##### STORED DATA #####

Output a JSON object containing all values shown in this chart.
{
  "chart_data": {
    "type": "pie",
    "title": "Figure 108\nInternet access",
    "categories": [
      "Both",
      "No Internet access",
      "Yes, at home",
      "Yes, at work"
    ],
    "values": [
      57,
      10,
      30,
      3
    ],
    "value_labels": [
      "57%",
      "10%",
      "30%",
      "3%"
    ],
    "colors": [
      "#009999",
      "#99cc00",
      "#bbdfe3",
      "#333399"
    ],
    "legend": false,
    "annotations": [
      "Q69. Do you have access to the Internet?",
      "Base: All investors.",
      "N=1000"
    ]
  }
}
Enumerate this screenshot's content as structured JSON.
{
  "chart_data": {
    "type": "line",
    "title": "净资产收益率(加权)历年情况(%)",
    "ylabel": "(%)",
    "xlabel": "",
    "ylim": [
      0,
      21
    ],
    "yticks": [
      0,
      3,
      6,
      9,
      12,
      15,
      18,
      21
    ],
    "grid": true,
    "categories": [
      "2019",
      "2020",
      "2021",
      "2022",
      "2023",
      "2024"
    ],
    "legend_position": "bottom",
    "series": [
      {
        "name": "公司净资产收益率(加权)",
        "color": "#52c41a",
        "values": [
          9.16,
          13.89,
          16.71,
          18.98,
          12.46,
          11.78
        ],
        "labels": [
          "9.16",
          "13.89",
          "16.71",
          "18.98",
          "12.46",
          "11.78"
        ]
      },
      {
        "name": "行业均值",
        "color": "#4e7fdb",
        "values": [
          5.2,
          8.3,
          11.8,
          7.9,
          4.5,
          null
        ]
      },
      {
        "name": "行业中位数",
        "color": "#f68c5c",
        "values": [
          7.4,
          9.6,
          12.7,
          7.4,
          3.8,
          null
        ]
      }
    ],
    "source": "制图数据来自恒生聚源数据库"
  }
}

#####

### GOAL OF THE EXERCISE:
Print all of the data exactly as it was given.

### RESPONSE FOR THIS EXERCISE:
Output a JSON object containing all values shown in this chart.
{
  "chart_data": {
    "type": "pie",
    "title": "Figure 108\nInternet access",
    "categories": [
      "Both",
      "No Internet access",
      "Yes, at home",
      "Yes, at work"
    ],
    "values": [
      57,
      10,
      30,
      3
    ],
    "value_labels": [
      "57%",
      "10%",
      "30%",
      "3%"
    ],
    "colors": [
      "#009999",
      "#99cc00",
      "#bbdfe3",
      "#333399"
    ],
    "legend": false,
    "annotations": [
      "Q69. Do you have access to the Internet?",
      "Base: All investors.",
      "N=1000"
    ]
  }
}
Enumerate this screenshot's content as structured JSON.
{
  "chart_data": {
    "type": "line",
    "title": "净资产收益率(加权)历年情况(%)",
    "ylabel": "(%)",
    "xlabel": "",
    "ylim": [
      0,
      21
    ],
    "yticks": [
      0,
      3,
      6,
      9,
      12,
      15,
      18,
      21
    ],
    "grid": true,
    "categories": [
      "2019",
      "2020",
      "2021",
      "2022",
      "2023",
      "2024"
    ],
    "legend_position": "bottom",
    "series": [
      {
        "name": "公司净资产收益率(加权)",
        "color": "#52c41a",
        "values": [
          9.16,
          13.89,
          16.71,
          18.98,
          12.46,
          11.78
        ],
        "labels": [
          "9.16",
          "13.89",
          "16.71",
          "18.98",
          "12.46",
          "11.78"
        ]
      },
      {
        "name": "行业均值",
        "color": "#4e7fdb",
        "values": [
          5.2,
          8.3,
          11.8,
          7.9,
          4.5,
          null
        ]
      },
      {
        "name": "行业中位数",
        "color": "#f68c5c",
        "values": [
          7.4,
          9.6,
          12.7,
          7.4,
          3.8,
          null
        ]
      }
    ],
    "source": "制图数据来自恒生聚源数据库"
  }
}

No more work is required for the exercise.